**Problem statement**
Below is some material; set it all down exactly, apart from the pictures.

**Source data**
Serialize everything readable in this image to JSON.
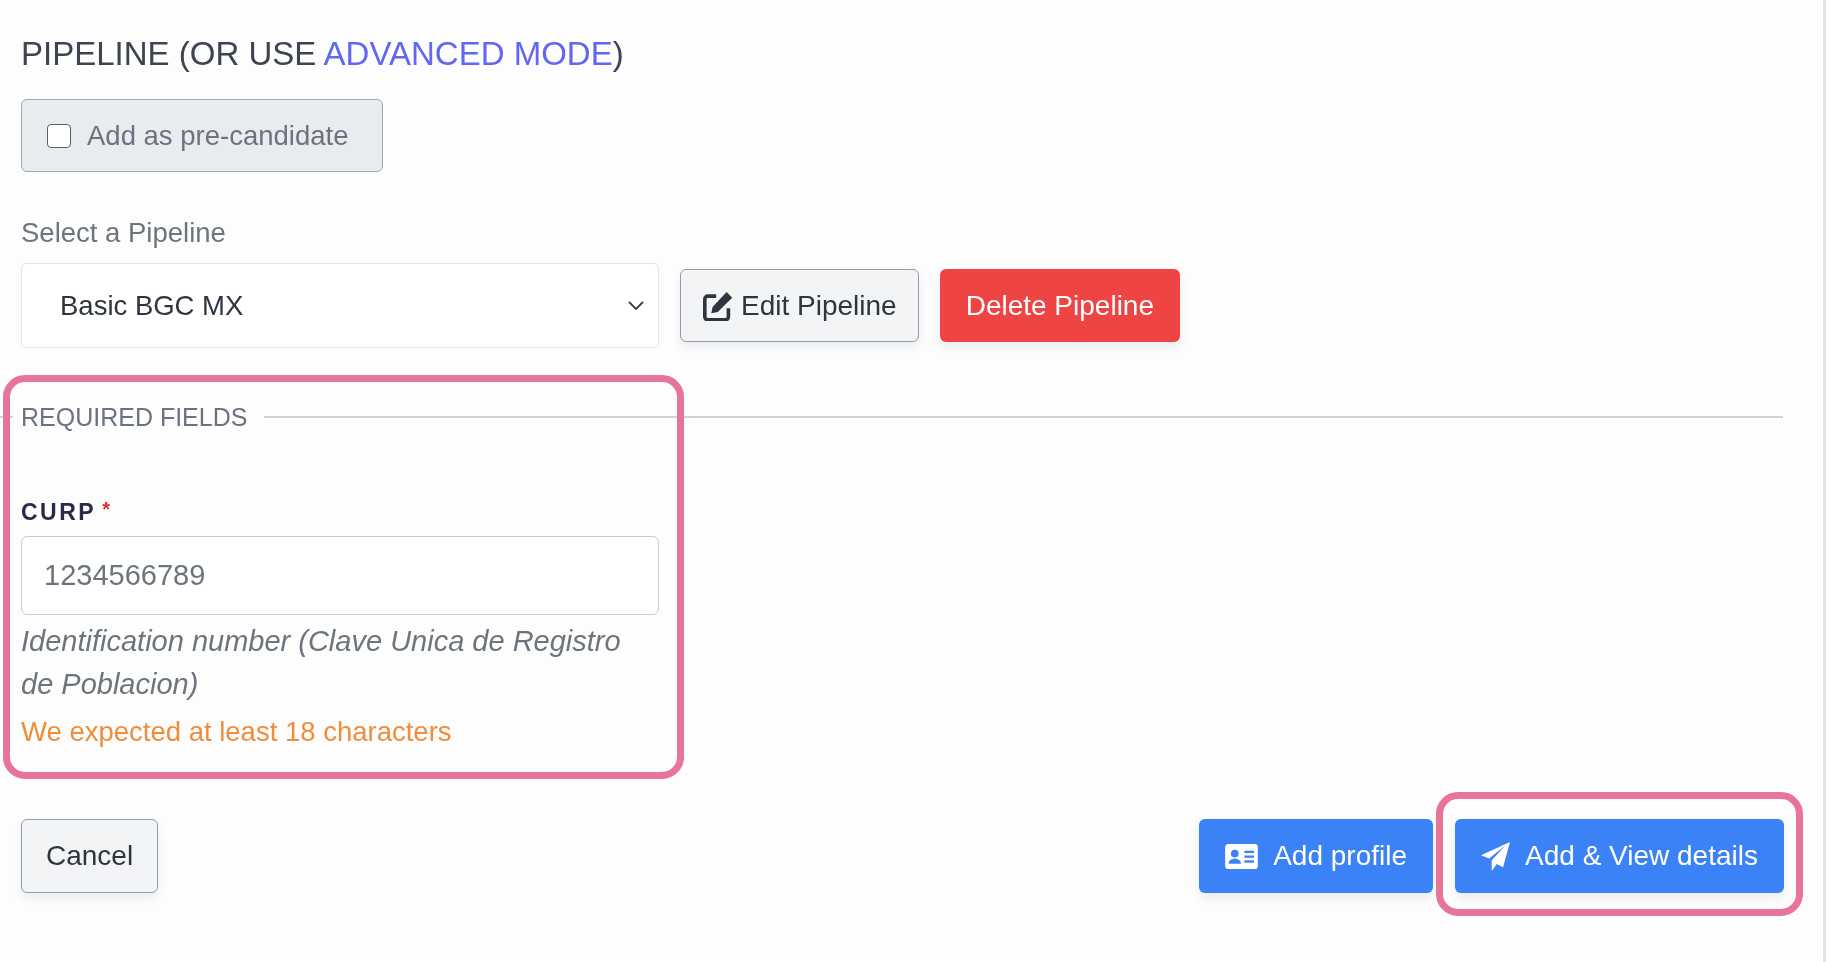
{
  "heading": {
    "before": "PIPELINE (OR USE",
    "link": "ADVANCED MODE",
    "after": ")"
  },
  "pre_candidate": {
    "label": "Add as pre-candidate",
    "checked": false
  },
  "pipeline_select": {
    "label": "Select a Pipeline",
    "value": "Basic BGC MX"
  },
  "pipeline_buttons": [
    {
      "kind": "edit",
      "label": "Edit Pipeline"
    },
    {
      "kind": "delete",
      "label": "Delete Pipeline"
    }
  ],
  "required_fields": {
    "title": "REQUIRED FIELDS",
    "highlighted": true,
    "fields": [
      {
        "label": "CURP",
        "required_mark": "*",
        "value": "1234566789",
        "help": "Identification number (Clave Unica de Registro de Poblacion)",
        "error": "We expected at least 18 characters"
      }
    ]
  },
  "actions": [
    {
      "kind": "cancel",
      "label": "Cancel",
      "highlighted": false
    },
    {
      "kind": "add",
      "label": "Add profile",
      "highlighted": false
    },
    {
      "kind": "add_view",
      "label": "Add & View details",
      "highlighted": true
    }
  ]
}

**Problem solution**
Serialize everything readable in this image to JSON.
{
  "heading": {
    "before": "PIPELINE (OR USE",
    "link": "ADVANCED MODE",
    "after": ")"
  },
  "pre_candidate": {
    "label": "Add as pre-candidate",
    "checked": false
  },
  "pipeline_select": {
    "label": "Select a Pipeline",
    "value": "Basic BGC MX"
  },
  "pipeline_buttons": [
    {
      "kind": "edit",
      "label": "Edit Pipeline"
    },
    {
      "kind": "delete",
      "label": "Delete Pipeline"
    }
  ],
  "required_fields": {
    "title": "REQUIRED FIELDS",
    "highlighted": true,
    "fields": [
      {
        "label": "CURP",
        "required_mark": "*",
        "value": "1234566789",
        "help": "Identification number (Clave Unica de Registro de Poblacion)",
        "error": "We expected at least 18 characters"
      }
    ]
  },
  "actions": [
    {
      "kind": "cancel",
      "label": "Cancel",
      "highlighted": false
    },
    {
      "kind": "add",
      "label": "Add profile",
      "highlighted": false
    },
    {
      "kind": "add_view",
      "label": "Add & View details",
      "highlighted": true
    }
  ]
}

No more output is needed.